=== REQUIRED WORK ===
Print the listing lines from the line with "away-stat-fill [278, 400, 426, 409]" to the line with "stat-label: Corner kicks [221, 372, 315, 391]", both included, copying each one exactly.

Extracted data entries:
---

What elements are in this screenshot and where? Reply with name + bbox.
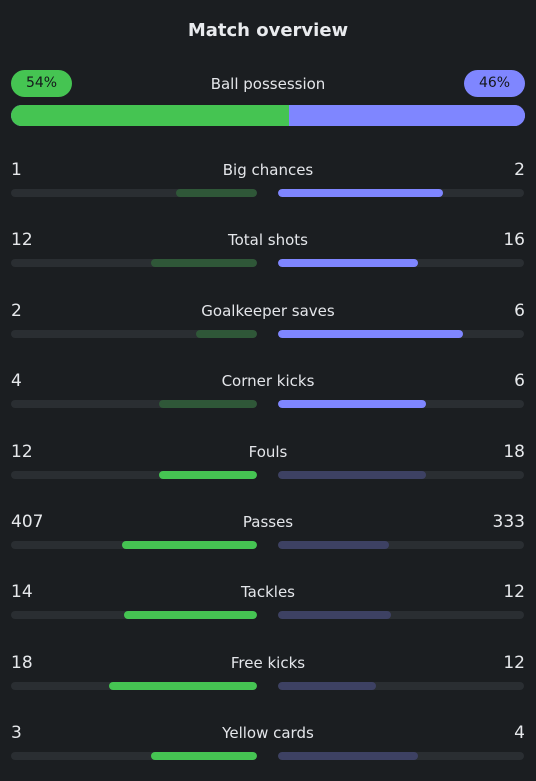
away-stat-fill [278, 400, 426, 409]
away-stat-fill [278, 611, 392, 620]
page-title: Match overview [187, 20, 349, 41]
stat-label: Free kicks [230, 653, 306, 672]
home-stat-track [11, 400, 257, 409]
stat-label: Corner kicks [221, 372, 315, 391]
away-stat-track [278, 681, 524, 690]
stat-row: 1 Big chances 2 [11, 159, 525, 199]
away-stat-fill [278, 329, 463, 338]
home-stat-value: 3 [11, 723, 22, 744]
away-stat-fill [278, 470, 426, 479]
possession-away-fill [288, 105, 525, 126]
away-stat-track [278, 470, 524, 479]
home-stat-track [11, 752, 257, 761]
away-stat-fill [278, 681, 377, 690]
possession-home-fill [11, 105, 289, 126]
home-stat-value: 1 [11, 160, 22, 180]
away-stat-value: 12 [503, 582, 525, 603]
away-stat-value: 333 [492, 512, 525, 532]
home-stat-value: 12 [11, 441, 33, 462]
home-stat-fill [121, 541, 257, 549]
home-stat-fill [151, 752, 257, 761]
stat-row: 12 Total shots 16 [11, 229, 525, 269]
possession-row: 54% Ball possession 46% [11, 70, 525, 97]
away-stat-fill [278, 541, 389, 549]
home-stat-track [11, 259, 257, 268]
home-stat-value: 12 [11, 230, 33, 251]
home-stat-track [11, 611, 257, 620]
away-stat-track [278, 329, 524, 338]
home-stat-fill [158, 470, 257, 479]
home-stat-track [11, 470, 257, 479]
home-stat-fill [151, 259, 257, 268]
possession-label: Ball possession [210, 75, 326, 93]
home-stat-track [11, 189, 257, 197]
away-stat-track [278, 189, 524, 197]
home-stat-value: 407 [11, 512, 44, 532]
away-stat-fill [278, 189, 443, 197]
away-stat-track [278, 541, 524, 549]
away-stat-value: 2 [514, 160, 525, 180]
home-stat-value: 18 [11, 652, 33, 673]
away-stat-value: 18 [503, 441, 525, 462]
home-stat-fill [124, 611, 257, 620]
away-possession-badge: 46% [464, 70, 525, 97]
stat-label: Passes [242, 513, 294, 531]
stat-label: Yellow cards [222, 724, 314, 743]
stat-label: Goalkeeper saves [201, 301, 335, 320]
stat-row: 14 Tackles 12 [11, 581, 525, 621]
away-stat-track [278, 752, 524, 761]
possession-bar [11, 105, 525, 126]
stat-label: Tackles [240, 583, 296, 602]
stat-row: 4 Corner kicks 6 [11, 370, 525, 410]
away-stat-value: 4 [514, 723, 525, 744]
home-stat-fill [109, 681, 257, 690]
stat-row: 2 Goalkeeper saves 6 [11, 300, 525, 340]
home-stat-track [11, 541, 257, 549]
stat-row: 407 Passes 333 [11, 511, 525, 551]
home-stat-fill [158, 400, 257, 409]
away-stat-track [278, 611, 524, 620]
away-stat-value: 16 [503, 230, 525, 251]
stat-row: 3 Yellow cards 4 [11, 722, 525, 762]
stat-label: Big chances [222, 161, 314, 179]
home-possession-badge: 54% [11, 70, 72, 97]
home-stat-track [11, 681, 257, 690]
home-stat-fill [195, 329, 257, 338]
home-stat-fill [175, 189, 257, 197]
away-stat-fill [278, 259, 419, 268]
away-stat-fill [278, 752, 419, 761]
stat-label: Total shots [228, 231, 308, 250]
away-stat-value: 6 [514, 371, 525, 392]
home-stat-value: 2 [11, 300, 22, 321]
away-stat-value: 6 [514, 300, 525, 321]
away-stat-track [278, 400, 524, 409]
stat-row: 18 Free kicks 12 [11, 652, 525, 692]
home-stat-track [11, 329, 257, 338]
home-stat-value: 14 [11, 582, 33, 603]
stat-label: Fouls [248, 442, 288, 461]
away-stat-track [278, 259, 524, 268]
stat-row: 12 Fouls 18 [11, 441, 525, 481]
home-stat-value: 4 [11, 371, 22, 392]
away-stat-value: 12 [503, 652, 525, 673]
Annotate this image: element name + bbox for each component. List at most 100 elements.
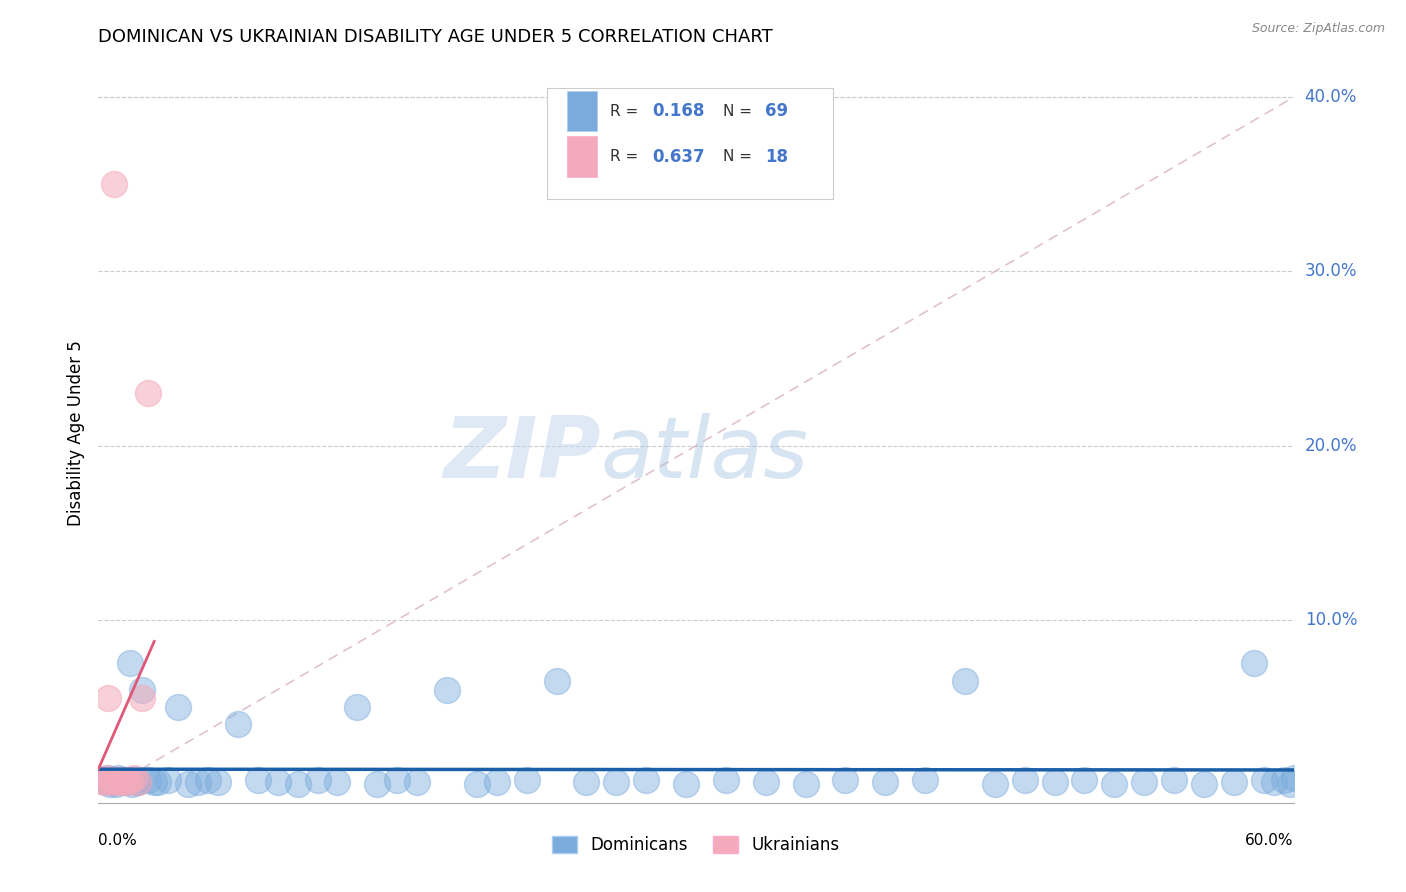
Text: R =: R = — [610, 103, 643, 119]
Point — [1278, 777, 1301, 791]
Point — [575, 775, 598, 789]
Point — [984, 777, 1007, 791]
Point — [177, 777, 200, 791]
Point — [714, 773, 737, 788]
Point — [127, 775, 149, 789]
Point — [105, 777, 128, 791]
Point — [148, 775, 170, 789]
Point — [1043, 775, 1066, 789]
Point — [197, 773, 219, 788]
Point — [120, 657, 142, 671]
Point — [131, 682, 153, 697]
Point — [96, 772, 118, 786]
Text: atlas: atlas — [600, 413, 808, 496]
Point — [187, 775, 209, 789]
Point — [136, 773, 159, 788]
Point — [111, 775, 134, 789]
Text: 69: 69 — [765, 102, 789, 120]
Point — [326, 775, 349, 789]
Text: 60.0%: 60.0% — [1246, 833, 1294, 848]
Point — [101, 773, 124, 788]
Point — [366, 777, 388, 791]
Point — [436, 682, 458, 697]
Point — [98, 773, 122, 788]
Point — [1104, 777, 1126, 791]
FancyBboxPatch shape — [567, 91, 596, 131]
Point — [834, 773, 856, 788]
Point — [485, 775, 508, 789]
Point — [120, 773, 142, 788]
Text: ZIP: ZIP — [443, 413, 600, 496]
Point — [136, 386, 159, 401]
Text: 18: 18 — [765, 148, 789, 166]
Text: 10.0%: 10.0% — [1305, 611, 1357, 629]
Point — [98, 777, 122, 791]
Text: N =: N = — [724, 149, 758, 164]
Point — [207, 775, 229, 789]
Point — [1263, 775, 1285, 789]
Point — [107, 775, 129, 789]
Point — [97, 772, 120, 786]
Point — [127, 775, 149, 789]
Point — [1223, 775, 1246, 789]
Text: 40.0%: 40.0% — [1305, 88, 1357, 106]
Text: 0.0%: 0.0% — [98, 833, 138, 848]
Point — [124, 772, 146, 786]
Point — [636, 773, 658, 788]
Point — [167, 700, 190, 714]
Point — [103, 178, 125, 192]
Point — [605, 775, 627, 789]
Point — [385, 773, 409, 788]
Point — [110, 773, 132, 788]
Point — [107, 772, 129, 786]
Point — [112, 773, 135, 788]
Point — [115, 775, 138, 789]
Point — [117, 773, 139, 788]
Point — [226, 717, 249, 731]
Point — [755, 775, 778, 789]
Point — [111, 775, 134, 789]
Text: DOMINICAN VS UKRAINIAN DISABILITY AGE UNDER 5 CORRELATION CHART: DOMINICAN VS UKRAINIAN DISABILITY AGE UN… — [98, 28, 773, 45]
Point — [121, 777, 143, 791]
Point — [1192, 777, 1215, 791]
Point — [110, 773, 132, 788]
Point — [465, 777, 488, 791]
Point — [1253, 773, 1275, 788]
Point — [1272, 773, 1295, 788]
Point — [953, 673, 976, 688]
Point — [267, 775, 290, 789]
Point — [125, 775, 148, 789]
Point — [1133, 775, 1156, 789]
Text: 30.0%: 30.0% — [1305, 262, 1357, 280]
Point — [105, 773, 128, 788]
Point — [546, 673, 568, 688]
Text: R =: R = — [610, 149, 643, 164]
Text: 0.168: 0.168 — [652, 102, 704, 120]
Text: N =: N = — [724, 103, 758, 119]
Point — [101, 775, 124, 789]
Text: 0.637: 0.637 — [652, 148, 704, 166]
Point — [346, 700, 368, 714]
Point — [103, 775, 125, 789]
Point — [875, 775, 897, 789]
Point — [157, 773, 180, 788]
Point — [1014, 773, 1036, 788]
Point — [675, 777, 697, 791]
Point — [1073, 773, 1095, 788]
Point — [131, 691, 153, 706]
Text: 20.0%: 20.0% — [1305, 437, 1357, 455]
Point — [794, 777, 817, 791]
Point — [1243, 657, 1265, 671]
FancyBboxPatch shape — [547, 88, 834, 200]
Point — [406, 775, 429, 789]
Point — [117, 775, 139, 789]
Point — [143, 775, 166, 789]
Point — [112, 773, 135, 788]
Point — [246, 773, 269, 788]
Y-axis label: Disability Age Under 5: Disability Age Under 5 — [66, 340, 84, 525]
Legend: Dominicans, Ukrainians: Dominicans, Ukrainians — [546, 830, 846, 861]
Point — [287, 777, 309, 791]
FancyBboxPatch shape — [567, 136, 596, 177]
Text: Source: ZipAtlas.com: Source: ZipAtlas.com — [1251, 22, 1385, 36]
Point — [97, 691, 120, 706]
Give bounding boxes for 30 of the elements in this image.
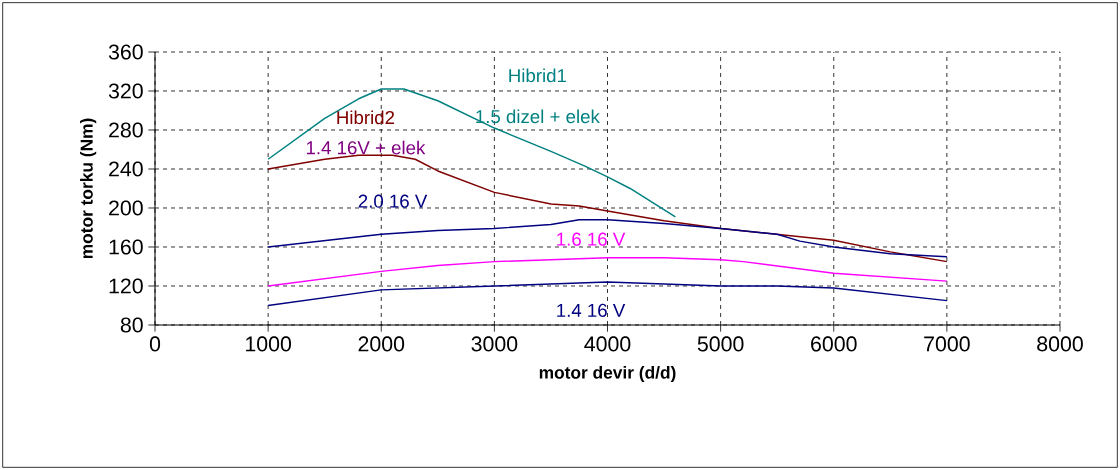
line-series	[267, 218, 948, 258]
y-tick-label: 320	[108, 83, 143, 99]
line-series	[267, 154, 948, 263]
series-label: Hibrid2	[337, 110, 395, 125]
x-tick-label: 7000	[924, 336, 970, 352]
line-series	[267, 256, 948, 287]
x-tick-label: 1000	[246, 336, 292, 352]
line-series	[267, 88, 677, 218]
x-tick-label: 3000	[471, 336, 518, 352]
series-label: 1.6 16 V	[557, 232, 626, 246]
y-tick-label: 120	[109, 278, 143, 294]
y-tick-label: 200	[109, 200, 143, 216]
y-tick-label: 80	[120, 317, 143, 333]
x-tick-label: 4000	[584, 336, 631, 352]
x-tick-label: 6000	[811, 336, 857, 352]
y-tick-label: 360	[108, 44, 143, 60]
y-axis-title: motor torku (Nm)	[80, 118, 97, 259]
annotation: 1.4 16V + elek	[306, 140, 426, 155]
x-tick-label: 8000	[1037, 336, 1083, 352]
series-label: 2.0 16 V	[358, 194, 428, 208]
x-axis-title: motor devir (d/d)	[539, 365, 676, 383]
y-tick-label: 160	[109, 239, 143, 255]
x-tick-label: 5000	[697, 336, 744, 352]
x-tick-label: 0	[149, 336, 161, 352]
text: Hibrid1	[509, 68, 567, 83]
y-tick-label: 240	[109, 161, 143, 177]
x-tick-label: 2000	[358, 336, 405, 352]
annotation: 1.5 dizel + elek	[476, 109, 600, 124]
series-label: 1.4 16 V	[557, 303, 626, 317]
y-tick-label: 280	[109, 122, 143, 138]
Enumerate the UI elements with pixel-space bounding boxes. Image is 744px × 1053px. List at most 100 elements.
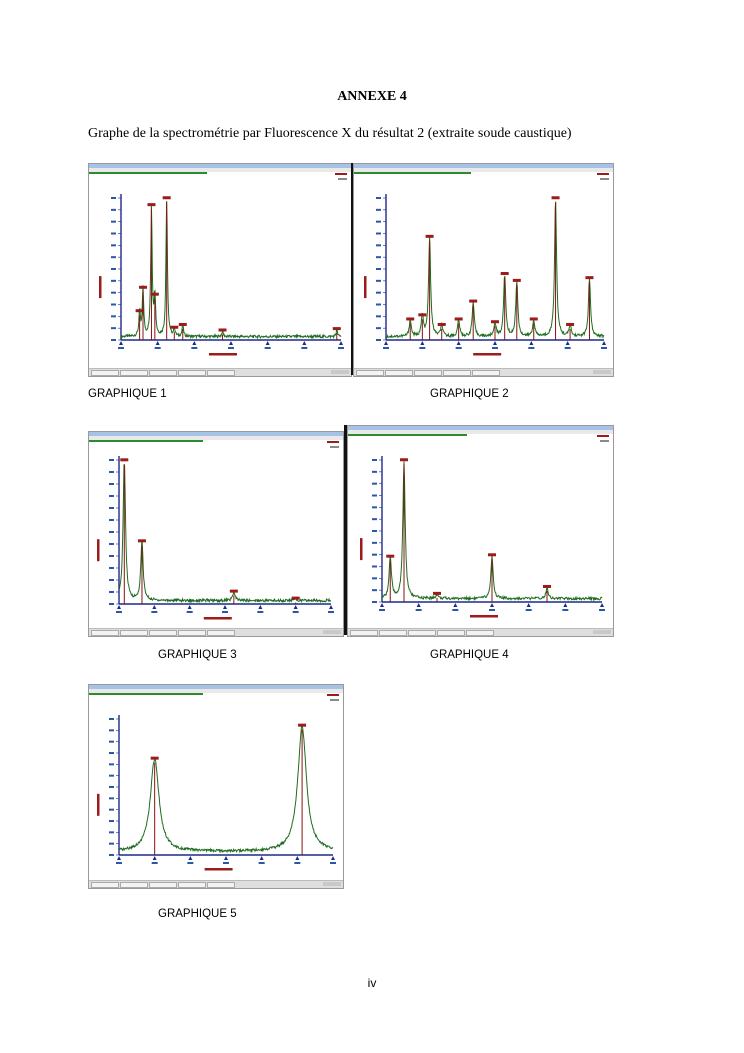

---

=== RESULT OF THE EXERCISE ===
away-stat-fill [278, 400, 426, 409]
away-stat-fill [278, 611, 392, 620]
page-title: Match overview [187, 20, 349, 41]
stat-label: Free kicks [230, 653, 306, 672]
home-stat-track [11, 400, 257, 409]
stat-label: Corner kicks [221, 372, 315, 391]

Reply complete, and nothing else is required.